━━ WORKING DATA

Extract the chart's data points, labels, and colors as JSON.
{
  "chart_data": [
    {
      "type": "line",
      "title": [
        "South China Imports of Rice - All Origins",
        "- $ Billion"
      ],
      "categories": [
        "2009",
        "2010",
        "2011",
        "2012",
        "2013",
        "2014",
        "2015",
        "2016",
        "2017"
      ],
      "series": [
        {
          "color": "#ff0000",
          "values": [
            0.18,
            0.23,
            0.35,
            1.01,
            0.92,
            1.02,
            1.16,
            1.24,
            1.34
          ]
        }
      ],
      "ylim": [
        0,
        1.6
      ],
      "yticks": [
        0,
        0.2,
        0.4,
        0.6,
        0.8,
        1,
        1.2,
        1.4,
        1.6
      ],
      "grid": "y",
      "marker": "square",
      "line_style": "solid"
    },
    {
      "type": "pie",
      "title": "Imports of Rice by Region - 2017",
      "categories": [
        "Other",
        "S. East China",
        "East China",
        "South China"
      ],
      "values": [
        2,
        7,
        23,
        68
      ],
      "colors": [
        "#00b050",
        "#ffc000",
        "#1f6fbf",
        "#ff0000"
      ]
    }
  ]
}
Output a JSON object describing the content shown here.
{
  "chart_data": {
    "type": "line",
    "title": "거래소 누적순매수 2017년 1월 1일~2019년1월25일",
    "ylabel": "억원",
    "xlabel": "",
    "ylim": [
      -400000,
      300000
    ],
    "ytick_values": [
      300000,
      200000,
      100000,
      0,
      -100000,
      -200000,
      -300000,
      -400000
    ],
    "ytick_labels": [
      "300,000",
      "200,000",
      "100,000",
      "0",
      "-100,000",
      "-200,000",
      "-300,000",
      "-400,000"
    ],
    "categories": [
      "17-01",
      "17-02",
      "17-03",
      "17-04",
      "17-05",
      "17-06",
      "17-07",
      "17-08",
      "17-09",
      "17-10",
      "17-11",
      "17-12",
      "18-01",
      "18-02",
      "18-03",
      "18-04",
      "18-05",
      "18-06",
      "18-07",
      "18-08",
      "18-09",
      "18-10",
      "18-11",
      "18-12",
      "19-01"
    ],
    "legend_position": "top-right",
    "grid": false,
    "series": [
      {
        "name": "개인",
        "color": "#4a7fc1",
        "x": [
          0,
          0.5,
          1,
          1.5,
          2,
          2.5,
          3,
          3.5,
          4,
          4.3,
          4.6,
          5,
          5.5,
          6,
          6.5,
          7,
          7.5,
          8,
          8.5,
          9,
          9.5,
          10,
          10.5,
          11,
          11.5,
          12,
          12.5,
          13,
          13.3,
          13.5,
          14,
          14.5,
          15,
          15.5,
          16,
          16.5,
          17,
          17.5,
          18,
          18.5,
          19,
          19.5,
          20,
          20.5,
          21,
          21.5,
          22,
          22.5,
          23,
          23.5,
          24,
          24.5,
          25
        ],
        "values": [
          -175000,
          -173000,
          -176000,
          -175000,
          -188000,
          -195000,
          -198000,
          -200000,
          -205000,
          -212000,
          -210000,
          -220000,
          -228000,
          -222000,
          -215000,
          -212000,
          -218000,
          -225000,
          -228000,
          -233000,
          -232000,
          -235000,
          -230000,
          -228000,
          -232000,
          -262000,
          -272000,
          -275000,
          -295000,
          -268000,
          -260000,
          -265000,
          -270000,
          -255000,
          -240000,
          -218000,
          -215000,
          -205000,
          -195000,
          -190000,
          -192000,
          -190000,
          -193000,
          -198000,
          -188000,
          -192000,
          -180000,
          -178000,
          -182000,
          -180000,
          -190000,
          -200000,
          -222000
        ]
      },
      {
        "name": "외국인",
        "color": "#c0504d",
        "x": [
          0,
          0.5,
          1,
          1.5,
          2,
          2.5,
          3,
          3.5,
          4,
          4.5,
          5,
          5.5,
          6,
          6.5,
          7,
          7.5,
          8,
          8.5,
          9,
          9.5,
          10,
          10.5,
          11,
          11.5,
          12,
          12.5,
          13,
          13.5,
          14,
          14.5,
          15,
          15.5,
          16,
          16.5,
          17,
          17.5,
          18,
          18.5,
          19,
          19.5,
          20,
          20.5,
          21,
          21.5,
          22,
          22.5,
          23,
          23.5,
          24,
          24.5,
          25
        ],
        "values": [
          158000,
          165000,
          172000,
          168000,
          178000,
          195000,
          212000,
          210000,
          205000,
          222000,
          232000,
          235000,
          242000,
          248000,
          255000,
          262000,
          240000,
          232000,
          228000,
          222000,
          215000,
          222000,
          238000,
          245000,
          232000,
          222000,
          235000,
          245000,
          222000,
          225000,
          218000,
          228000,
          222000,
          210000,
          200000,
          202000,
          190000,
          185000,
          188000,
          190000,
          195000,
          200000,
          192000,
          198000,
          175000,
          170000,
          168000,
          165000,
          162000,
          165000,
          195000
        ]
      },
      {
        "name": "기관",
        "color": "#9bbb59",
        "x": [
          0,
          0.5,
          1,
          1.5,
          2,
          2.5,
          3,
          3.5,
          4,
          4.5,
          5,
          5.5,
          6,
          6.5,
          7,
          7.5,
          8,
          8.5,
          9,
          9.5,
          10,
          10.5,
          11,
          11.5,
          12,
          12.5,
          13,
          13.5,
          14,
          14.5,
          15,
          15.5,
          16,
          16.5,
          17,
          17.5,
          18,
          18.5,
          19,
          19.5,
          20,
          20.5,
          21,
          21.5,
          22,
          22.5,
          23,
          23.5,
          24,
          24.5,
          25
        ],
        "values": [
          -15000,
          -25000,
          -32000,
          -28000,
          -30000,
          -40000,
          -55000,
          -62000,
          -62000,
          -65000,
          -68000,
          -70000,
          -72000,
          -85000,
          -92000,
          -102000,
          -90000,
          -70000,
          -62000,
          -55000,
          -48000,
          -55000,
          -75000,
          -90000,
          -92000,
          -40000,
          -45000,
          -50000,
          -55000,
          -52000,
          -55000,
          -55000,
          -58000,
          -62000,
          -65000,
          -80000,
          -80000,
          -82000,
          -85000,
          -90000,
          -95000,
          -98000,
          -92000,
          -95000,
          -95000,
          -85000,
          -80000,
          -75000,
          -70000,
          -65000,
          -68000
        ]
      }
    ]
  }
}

━━━━

**PROBLEM REQUIREMENTS**
Pick out and copy the lines of the entries that hold the string "Rice".

**RESULT OF THIS EXERCISE**
        "South China Imports of Rice - All Origins",
      "title": "Imports of Rice by Region - 2017",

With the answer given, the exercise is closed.